## Exercise task
What follows is a set of entries. Repeat them exactly, but not their pictures.
— START Extracted information —
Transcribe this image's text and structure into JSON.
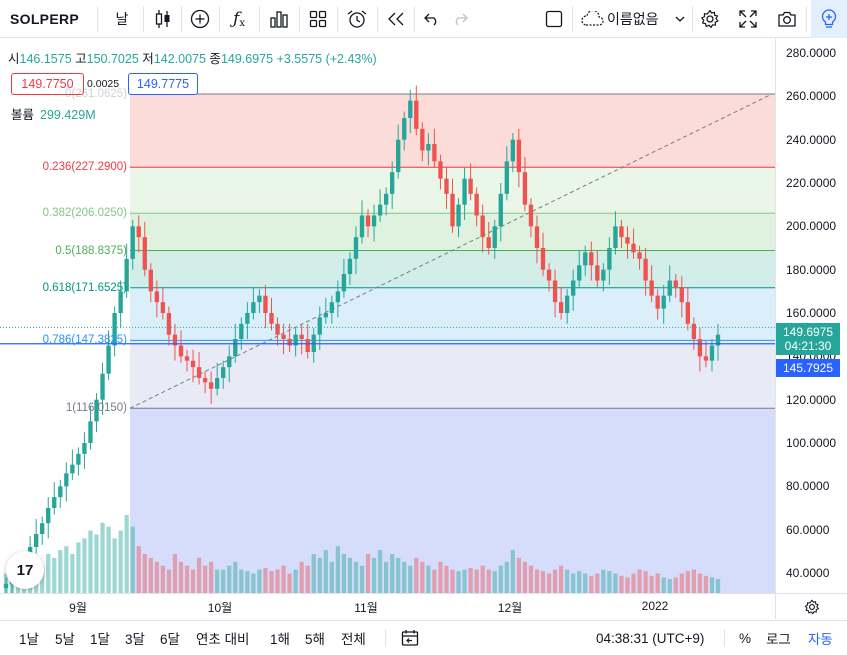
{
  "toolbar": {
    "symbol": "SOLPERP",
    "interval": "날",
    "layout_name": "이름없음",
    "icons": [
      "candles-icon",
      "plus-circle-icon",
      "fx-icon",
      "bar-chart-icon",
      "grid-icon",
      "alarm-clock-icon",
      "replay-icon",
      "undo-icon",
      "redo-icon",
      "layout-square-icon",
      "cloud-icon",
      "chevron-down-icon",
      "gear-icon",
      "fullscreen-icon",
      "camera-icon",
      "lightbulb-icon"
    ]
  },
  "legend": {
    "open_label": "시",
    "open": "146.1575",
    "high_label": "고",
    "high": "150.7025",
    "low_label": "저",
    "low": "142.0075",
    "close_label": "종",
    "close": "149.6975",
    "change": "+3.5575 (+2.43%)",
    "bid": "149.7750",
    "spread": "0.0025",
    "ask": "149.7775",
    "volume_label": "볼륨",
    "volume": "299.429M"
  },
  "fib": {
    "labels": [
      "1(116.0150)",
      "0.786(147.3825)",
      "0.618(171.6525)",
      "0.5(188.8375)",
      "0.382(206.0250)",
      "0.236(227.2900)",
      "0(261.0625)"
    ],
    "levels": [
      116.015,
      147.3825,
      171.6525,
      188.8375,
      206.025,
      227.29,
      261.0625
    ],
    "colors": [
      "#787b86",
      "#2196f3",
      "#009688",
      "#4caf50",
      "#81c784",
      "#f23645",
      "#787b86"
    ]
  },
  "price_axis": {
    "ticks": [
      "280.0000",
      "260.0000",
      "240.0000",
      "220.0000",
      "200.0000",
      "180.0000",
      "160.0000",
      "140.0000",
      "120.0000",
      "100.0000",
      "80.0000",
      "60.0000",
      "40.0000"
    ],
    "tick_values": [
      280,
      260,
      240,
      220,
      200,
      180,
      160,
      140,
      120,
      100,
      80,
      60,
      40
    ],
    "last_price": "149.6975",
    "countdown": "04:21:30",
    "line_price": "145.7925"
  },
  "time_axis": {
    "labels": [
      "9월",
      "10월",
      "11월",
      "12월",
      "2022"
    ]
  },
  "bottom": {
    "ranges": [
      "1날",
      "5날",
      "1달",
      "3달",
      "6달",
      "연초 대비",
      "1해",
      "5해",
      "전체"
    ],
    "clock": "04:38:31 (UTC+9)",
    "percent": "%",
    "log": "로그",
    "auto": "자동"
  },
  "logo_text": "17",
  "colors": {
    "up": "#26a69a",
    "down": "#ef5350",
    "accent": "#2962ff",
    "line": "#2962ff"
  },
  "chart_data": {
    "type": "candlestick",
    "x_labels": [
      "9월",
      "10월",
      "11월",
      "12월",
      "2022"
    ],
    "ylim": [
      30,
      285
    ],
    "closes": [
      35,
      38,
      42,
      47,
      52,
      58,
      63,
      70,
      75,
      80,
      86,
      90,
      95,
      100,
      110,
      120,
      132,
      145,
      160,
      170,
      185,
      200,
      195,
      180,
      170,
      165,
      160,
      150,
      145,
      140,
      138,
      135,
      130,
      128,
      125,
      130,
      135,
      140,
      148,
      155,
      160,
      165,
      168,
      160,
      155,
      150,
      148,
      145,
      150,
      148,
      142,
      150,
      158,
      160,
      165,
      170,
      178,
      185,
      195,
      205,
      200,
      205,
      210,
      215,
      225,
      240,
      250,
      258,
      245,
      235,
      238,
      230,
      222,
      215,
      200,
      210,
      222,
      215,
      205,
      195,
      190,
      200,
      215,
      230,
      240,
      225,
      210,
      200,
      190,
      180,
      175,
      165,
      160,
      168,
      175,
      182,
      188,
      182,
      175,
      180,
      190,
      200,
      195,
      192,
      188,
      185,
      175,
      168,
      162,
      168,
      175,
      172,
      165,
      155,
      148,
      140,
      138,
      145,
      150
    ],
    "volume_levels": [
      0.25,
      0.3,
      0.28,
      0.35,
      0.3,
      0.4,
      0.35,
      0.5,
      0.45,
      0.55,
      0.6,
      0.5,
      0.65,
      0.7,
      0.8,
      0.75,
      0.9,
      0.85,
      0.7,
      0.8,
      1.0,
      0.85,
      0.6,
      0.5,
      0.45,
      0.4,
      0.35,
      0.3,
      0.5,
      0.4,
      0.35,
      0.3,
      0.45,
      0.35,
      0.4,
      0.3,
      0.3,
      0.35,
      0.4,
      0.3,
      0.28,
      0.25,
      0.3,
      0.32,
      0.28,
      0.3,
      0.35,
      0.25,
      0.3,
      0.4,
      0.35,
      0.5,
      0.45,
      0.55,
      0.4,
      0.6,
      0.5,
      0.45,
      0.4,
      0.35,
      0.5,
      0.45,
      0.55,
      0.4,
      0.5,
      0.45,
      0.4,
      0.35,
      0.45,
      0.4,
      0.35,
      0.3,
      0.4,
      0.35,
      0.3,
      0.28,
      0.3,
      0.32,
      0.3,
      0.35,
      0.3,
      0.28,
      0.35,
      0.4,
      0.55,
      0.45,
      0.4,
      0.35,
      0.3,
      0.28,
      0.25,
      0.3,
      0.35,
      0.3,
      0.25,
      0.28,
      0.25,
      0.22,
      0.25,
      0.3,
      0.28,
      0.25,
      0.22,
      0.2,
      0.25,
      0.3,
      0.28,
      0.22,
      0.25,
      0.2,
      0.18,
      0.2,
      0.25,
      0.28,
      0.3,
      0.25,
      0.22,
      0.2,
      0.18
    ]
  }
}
— END Extracted information —
## Solution to this task
Transcribe this image's text and structure into JSON.
{
  "toolbar": {
    "symbol": "SOLPERP",
    "interval": "날",
    "layout_name": "이름없음",
    "icons": [
      "candles-icon",
      "plus-circle-icon",
      "fx-icon",
      "bar-chart-icon",
      "grid-icon",
      "alarm-clock-icon",
      "replay-icon",
      "undo-icon",
      "redo-icon",
      "layout-square-icon",
      "cloud-icon",
      "chevron-down-icon",
      "gear-icon",
      "fullscreen-icon",
      "camera-icon",
      "lightbulb-icon"
    ]
  },
  "legend": {
    "open_label": "시",
    "open": "146.1575",
    "high_label": "고",
    "high": "150.7025",
    "low_label": "저",
    "low": "142.0075",
    "close_label": "종",
    "close": "149.6975",
    "change": "+3.5575 (+2.43%)",
    "bid": "149.7750",
    "spread": "0.0025",
    "ask": "149.7775",
    "volume_label": "볼륨",
    "volume": "299.429M"
  },
  "fib": {
    "labels": [
      "1(116.0150)",
      "0.786(147.3825)",
      "0.618(171.6525)",
      "0.5(188.8375)",
      "0.382(206.0250)",
      "0.236(227.2900)",
      "0(261.0625)"
    ],
    "levels": [
      116.015,
      147.3825,
      171.6525,
      188.8375,
      206.025,
      227.29,
      261.0625
    ],
    "colors": [
      "#787b86",
      "#2196f3",
      "#009688",
      "#4caf50",
      "#81c784",
      "#f23645",
      "#787b86"
    ]
  },
  "price_axis": {
    "ticks": [
      "280.0000",
      "260.0000",
      "240.0000",
      "220.0000",
      "200.0000",
      "180.0000",
      "160.0000",
      "140.0000",
      "120.0000",
      "100.0000",
      "80.0000",
      "60.0000",
      "40.0000"
    ],
    "tick_values": [
      280,
      260,
      240,
      220,
      200,
      180,
      160,
      140,
      120,
      100,
      80,
      60,
      40
    ],
    "last_price": "149.6975",
    "countdown": "04:21:30",
    "line_price": "145.7925"
  },
  "time_axis": {
    "labels": [
      "9월",
      "10월",
      "11월",
      "12월",
      "2022"
    ]
  },
  "bottom": {
    "ranges": [
      "1날",
      "5날",
      "1달",
      "3달",
      "6달",
      "연초 대비",
      "1해",
      "5해",
      "전체"
    ],
    "clock": "04:38:31 (UTC+9)",
    "percent": "%",
    "log": "로그",
    "auto": "자동"
  },
  "logo_text": "17",
  "colors": {
    "up": "#26a69a",
    "down": "#ef5350",
    "accent": "#2962ff",
    "line": "#2962ff"
  },
  "chart_data": {
    "type": "candlestick",
    "x_labels": [
      "9월",
      "10월",
      "11월",
      "12월",
      "2022"
    ],
    "ylim": [
      30,
      285
    ],
    "closes": [
      35,
      38,
      42,
      47,
      52,
      58,
      63,
      70,
      75,
      80,
      86,
      90,
      95,
      100,
      110,
      120,
      132,
      145,
      160,
      170,
      185,
      200,
      195,
      180,
      170,
      165,
      160,
      150,
      145,
      140,
      138,
      135,
      130,
      128,
      125,
      130,
      135,
      140,
      148,
      155,
      160,
      165,
      168,
      160,
      155,
      150,
      148,
      145,
      150,
      148,
      142,
      150,
      158,
      160,
      165,
      170,
      178,
      185,
      195,
      205,
      200,
      205,
      210,
      215,
      225,
      240,
      250,
      258,
      245,
      235,
      238,
      230,
      222,
      215,
      200,
      210,
      222,
      215,
      205,
      195,
      190,
      200,
      215,
      230,
      240,
      225,
      210,
      200,
      190,
      180,
      175,
      165,
      160,
      168,
      175,
      182,
      188,
      182,
      175,
      180,
      190,
      200,
      195,
      192,
      188,
      185,
      175,
      168,
      162,
      168,
      175,
      172,
      165,
      155,
      148,
      140,
      138,
      145,
      150
    ],
    "volume_levels": [
      0.25,
      0.3,
      0.28,
      0.35,
      0.3,
      0.4,
      0.35,
      0.5,
      0.45,
      0.55,
      0.6,
      0.5,
      0.65,
      0.7,
      0.8,
      0.75,
      0.9,
      0.85,
      0.7,
      0.8,
      1.0,
      0.85,
      0.6,
      0.5,
      0.45,
      0.4,
      0.35,
      0.3,
      0.5,
      0.4,
      0.35,
      0.3,
      0.45,
      0.35,
      0.4,
      0.3,
      0.3,
      0.35,
      0.4,
      0.3,
      0.28,
      0.25,
      0.3,
      0.32,
      0.28,
      0.3,
      0.35,
      0.25,
      0.3,
      0.4,
      0.35,
      0.5,
      0.45,
      0.55,
      0.4,
      0.6,
      0.5,
      0.45,
      0.4,
      0.35,
      0.5,
      0.45,
      0.55,
      0.4,
      0.5,
      0.45,
      0.4,
      0.35,
      0.45,
      0.4,
      0.35,
      0.3,
      0.4,
      0.35,
      0.3,
      0.28,
      0.3,
      0.32,
      0.3,
      0.35,
      0.3,
      0.28,
      0.35,
      0.4,
      0.55,
      0.45,
      0.4,
      0.35,
      0.3,
      0.28,
      0.25,
      0.3,
      0.35,
      0.3,
      0.25,
      0.28,
      0.25,
      0.22,
      0.25,
      0.3,
      0.28,
      0.25,
      0.22,
      0.2,
      0.25,
      0.3,
      0.28,
      0.22,
      0.25,
      0.2,
      0.18,
      0.2,
      0.25,
      0.28,
      0.3,
      0.25,
      0.22,
      0.2,
      0.18
    ]
  }
}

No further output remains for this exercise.